→ **Your objective**: Please retype the records below exactly, leaving out any pictures.

→ **Records for processing**:
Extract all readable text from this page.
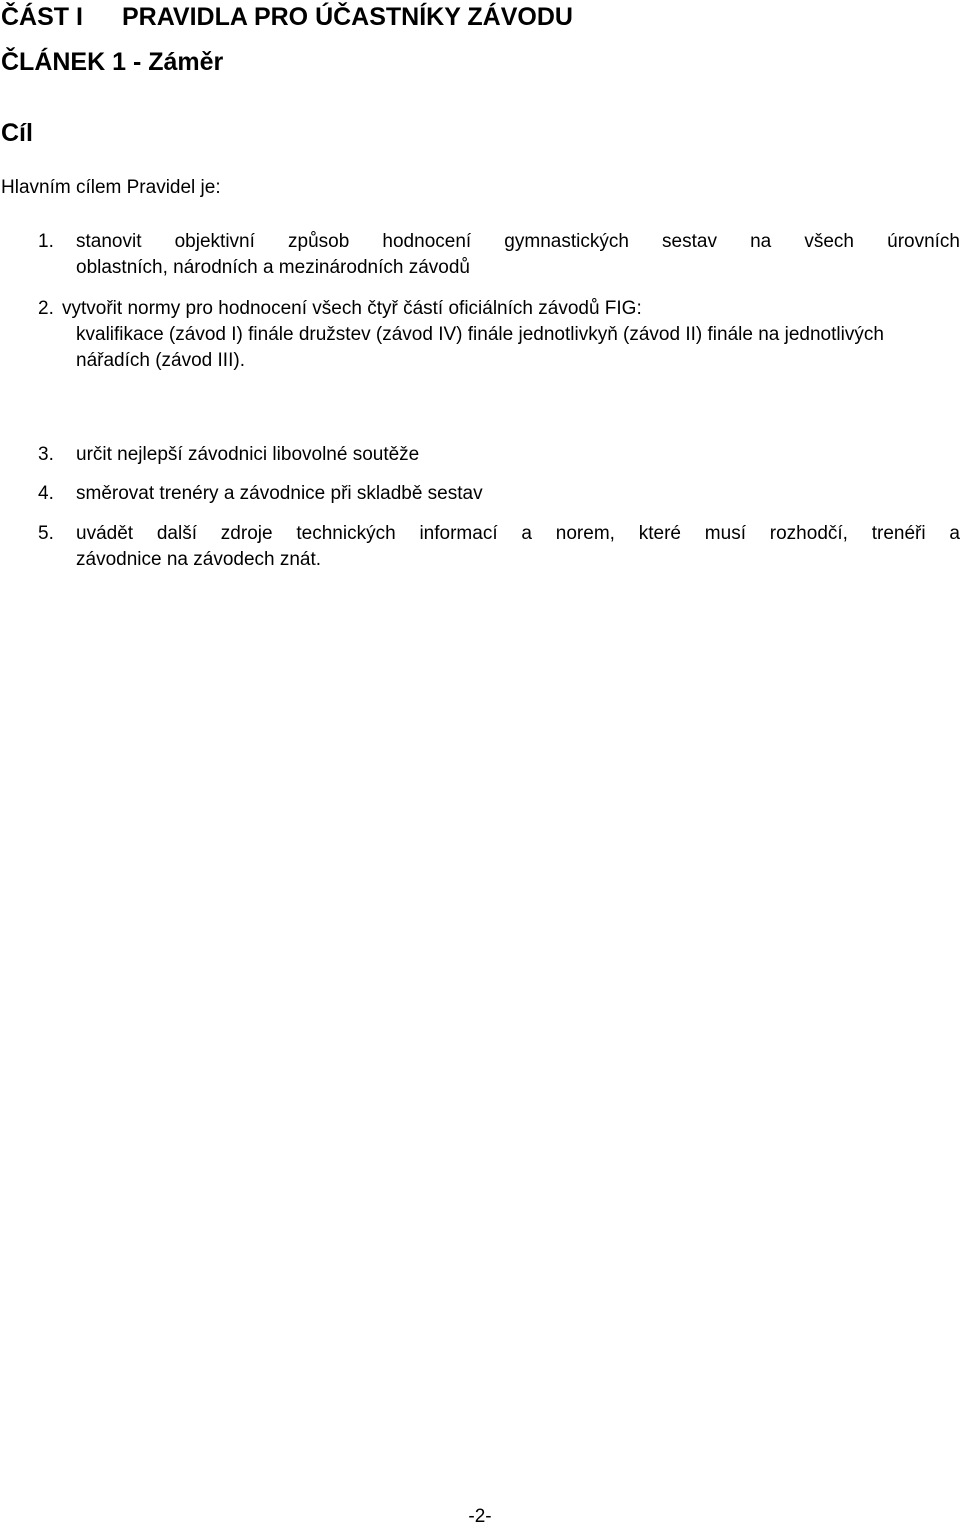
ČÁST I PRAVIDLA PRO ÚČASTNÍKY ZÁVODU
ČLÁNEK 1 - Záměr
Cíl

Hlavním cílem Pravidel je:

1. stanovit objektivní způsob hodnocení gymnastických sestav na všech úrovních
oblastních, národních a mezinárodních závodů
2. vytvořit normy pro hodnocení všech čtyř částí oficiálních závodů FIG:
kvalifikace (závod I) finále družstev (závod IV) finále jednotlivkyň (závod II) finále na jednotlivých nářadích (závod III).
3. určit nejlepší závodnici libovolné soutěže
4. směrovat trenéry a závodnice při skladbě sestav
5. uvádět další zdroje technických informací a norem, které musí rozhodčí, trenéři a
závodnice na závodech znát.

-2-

→ **Result**:
Extract all readable text from this page.
ČÁST I PRAVIDLA PRO ÚČASTNÍKY ZÁVODU
ČLÁNEK 1 - Záměr
Cíl

Hlavním cílem Pravidel je:

1. stanovit objektivní způsob hodnocení gymnastických sestav na všech úrovních
oblastních, národních a mezinárodních závodů
2. vytvořit normy pro hodnocení všech čtyř částí oficiálních závodů FIG:
kvalifikace (závod I) finále družstev (závod IV) finále jednotlivkyň (závod II) finále na jednotlivých nářadích (závod III).
3. určit nejlepší závodnici libovolné soutěže
4. směrovat trenéry a závodnice při skladbě sestav
5. uvádět další zdroje technických informací a norem, které musí rozhodčí, trenéři a
závodnice na závodech znát.

-2-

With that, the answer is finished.